| Instruction |
Collect the lines of the entries where "питьевого" shows up.

Raw records

____________________

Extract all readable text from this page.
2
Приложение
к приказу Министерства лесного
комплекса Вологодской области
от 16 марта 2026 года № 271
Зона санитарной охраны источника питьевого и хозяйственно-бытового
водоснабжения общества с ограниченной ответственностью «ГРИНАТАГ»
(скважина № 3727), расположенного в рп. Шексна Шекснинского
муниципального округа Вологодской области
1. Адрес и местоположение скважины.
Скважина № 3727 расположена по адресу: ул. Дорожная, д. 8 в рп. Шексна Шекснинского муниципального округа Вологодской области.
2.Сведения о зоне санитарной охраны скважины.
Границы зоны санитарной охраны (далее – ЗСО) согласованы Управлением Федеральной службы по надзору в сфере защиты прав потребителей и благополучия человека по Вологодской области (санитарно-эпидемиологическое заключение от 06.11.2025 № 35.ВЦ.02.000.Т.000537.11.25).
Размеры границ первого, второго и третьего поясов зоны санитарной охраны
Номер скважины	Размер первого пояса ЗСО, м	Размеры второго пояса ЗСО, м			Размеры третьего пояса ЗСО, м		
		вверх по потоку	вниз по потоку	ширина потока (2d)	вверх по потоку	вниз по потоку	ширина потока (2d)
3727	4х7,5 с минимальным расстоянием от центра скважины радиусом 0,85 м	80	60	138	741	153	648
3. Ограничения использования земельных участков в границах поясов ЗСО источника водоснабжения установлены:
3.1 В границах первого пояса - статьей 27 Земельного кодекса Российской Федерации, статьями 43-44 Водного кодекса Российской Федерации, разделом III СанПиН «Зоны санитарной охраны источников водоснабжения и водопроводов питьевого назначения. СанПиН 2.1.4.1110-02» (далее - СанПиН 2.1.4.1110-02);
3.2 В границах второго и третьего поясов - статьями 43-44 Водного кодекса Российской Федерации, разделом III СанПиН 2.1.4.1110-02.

____________________

| Finished task |
Зона санитарной охраны источника питьевого и хозяйственно-бытового
3.1 В границах первого пояса - статьей 27 Земельного кодекса Российской Федерации, статьями 43-44 Водного кодекса Российской Федерации, разделом III СанПиН «Зоны санитарной охраны источников водоснабжения и водопроводов питьевого назначения. СанПиН 2.1.4.1110-02» (далее - СанПиН 2.1.4.1110-02);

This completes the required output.